[START EXTRACTED ENTRIES]

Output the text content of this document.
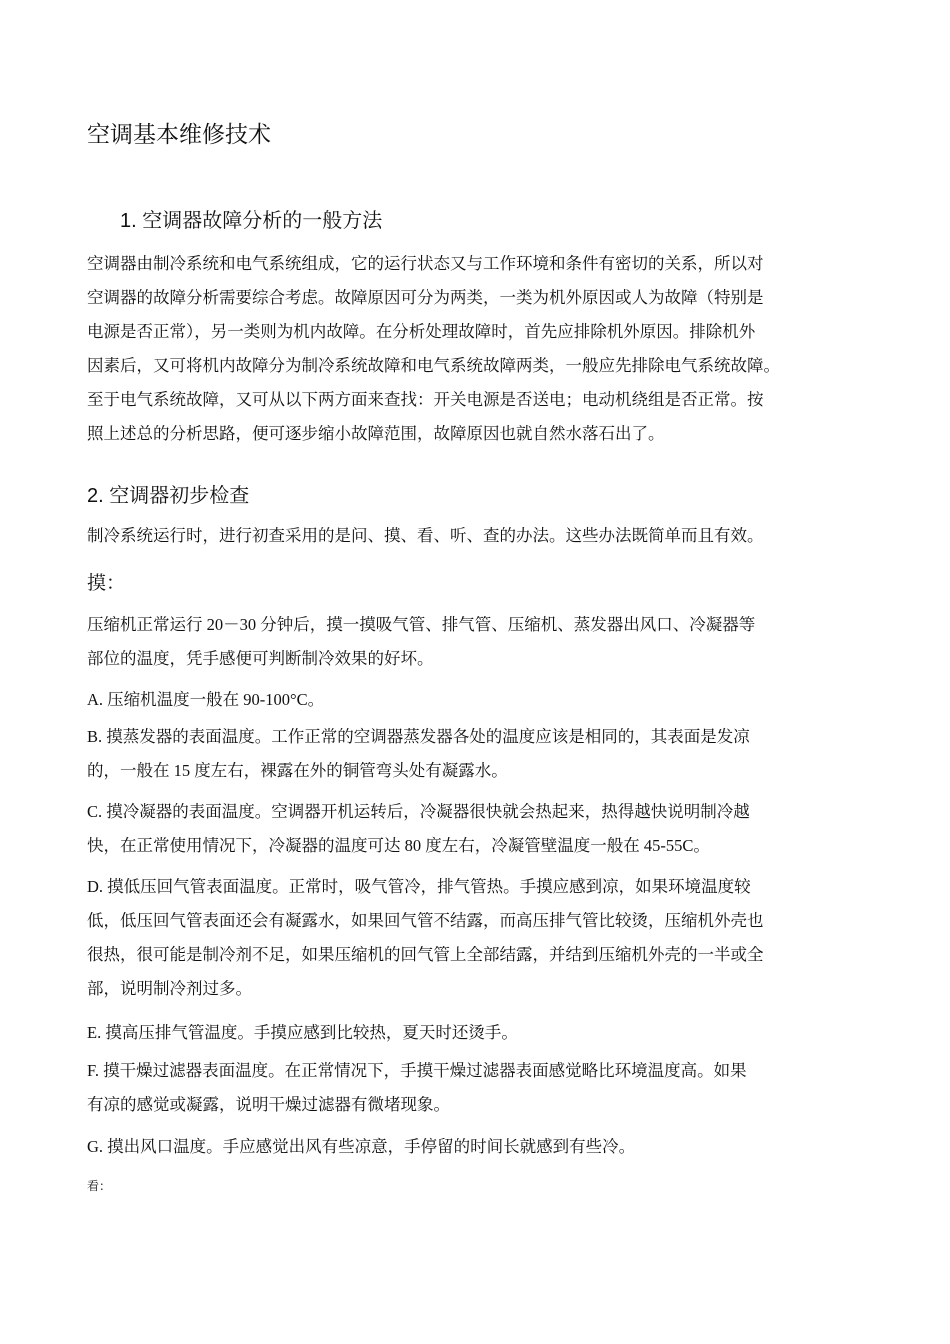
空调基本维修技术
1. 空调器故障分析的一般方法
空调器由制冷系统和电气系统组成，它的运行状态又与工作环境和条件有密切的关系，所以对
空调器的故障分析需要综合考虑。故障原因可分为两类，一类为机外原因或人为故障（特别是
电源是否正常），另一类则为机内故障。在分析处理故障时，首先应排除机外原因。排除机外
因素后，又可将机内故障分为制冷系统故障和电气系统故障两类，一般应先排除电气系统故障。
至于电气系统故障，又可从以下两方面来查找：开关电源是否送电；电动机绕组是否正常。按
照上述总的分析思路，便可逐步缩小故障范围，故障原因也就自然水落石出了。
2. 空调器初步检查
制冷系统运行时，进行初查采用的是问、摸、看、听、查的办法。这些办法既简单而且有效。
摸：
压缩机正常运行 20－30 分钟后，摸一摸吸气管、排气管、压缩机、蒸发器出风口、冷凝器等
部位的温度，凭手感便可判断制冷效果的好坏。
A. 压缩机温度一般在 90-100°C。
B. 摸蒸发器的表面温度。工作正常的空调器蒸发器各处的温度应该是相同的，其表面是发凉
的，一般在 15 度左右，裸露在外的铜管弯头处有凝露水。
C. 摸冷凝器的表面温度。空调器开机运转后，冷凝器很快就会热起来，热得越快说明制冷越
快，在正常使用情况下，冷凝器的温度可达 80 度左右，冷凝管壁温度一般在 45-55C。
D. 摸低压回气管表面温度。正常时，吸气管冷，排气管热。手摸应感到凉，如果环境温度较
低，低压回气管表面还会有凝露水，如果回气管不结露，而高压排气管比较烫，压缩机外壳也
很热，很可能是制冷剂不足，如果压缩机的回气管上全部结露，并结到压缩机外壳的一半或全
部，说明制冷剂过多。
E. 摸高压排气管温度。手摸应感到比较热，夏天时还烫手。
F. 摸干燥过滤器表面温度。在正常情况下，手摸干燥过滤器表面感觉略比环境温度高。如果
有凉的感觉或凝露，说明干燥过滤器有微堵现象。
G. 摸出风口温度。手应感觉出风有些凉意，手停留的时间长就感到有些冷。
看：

[END EXTRACTED ENTRIES]

* [THE EXERCISE]
Your task is to retype all the entries exactly and leave out any pictures.

* [RESPONSE TO THIS TASK]
Output the text content of this document.
空调基本维修技术
1. 空调器故障分析的一般方法
空调器由制冷系统和电气系统组成，它的运行状态又与工作环境和条件有密切的关系，所以对
空调器的故障分析需要综合考虑。故障原因可分为两类，一类为机外原因或人为故障（特别是
电源是否正常），另一类则为机内故障。在分析处理故障时，首先应排除机外原因。排除机外
因素后，又可将机内故障分为制冷系统故障和电气系统故障两类，一般应先排除电气系统故障。
至于电气系统故障，又可从以下两方面来查找：开关电源是否送电；电动机绕组是否正常。按
照上述总的分析思路，便可逐步缩小故障范围，故障原因也就自然水落石出了。
2. 空调器初步检查
制冷系统运行时，进行初查采用的是问、摸、看、听、查的办法。这些办法既简单而且有效。
摸：
压缩机正常运行 20－30 分钟后，摸一摸吸气管、排气管、压缩机、蒸发器出风口、冷凝器等
部位的温度，凭手感便可判断制冷效果的好坏。
A. 压缩机温度一般在 90-100°C。
B. 摸蒸发器的表面温度。工作正常的空调器蒸发器各处的温度应该是相同的，其表面是发凉
的，一般在 15 度左右，裸露在外的铜管弯头处有凝露水。
C. 摸冷凝器的表面温度。空调器开机运转后，冷凝器很快就会热起来，热得越快说明制冷越
快，在正常使用情况下，冷凝器的温度可达 80 度左右，冷凝管壁温度一般在 45-55C。
D. 摸低压回气管表面温度。正常时，吸气管冷，排气管热。手摸应感到凉，如果环境温度较
低，低压回气管表面还会有凝露水，如果回气管不结露，而高压排气管比较烫，压缩机外壳也
很热，很可能是制冷剂不足，如果压缩机的回气管上全部结露，并结到压缩机外壳的一半或全
部，说明制冷剂过多。
E. 摸高压排气管温度。手摸应感到比较热，夏天时还烫手。
F. 摸干燥过滤器表面温度。在正常情况下，手摸干燥过滤器表面感觉略比环境温度高。如果
有凉的感觉或凝露，说明干燥过滤器有微堵现象。
G. 摸出风口温度。手应感觉出风有些凉意，手停留的时间长就感到有些冷。
看：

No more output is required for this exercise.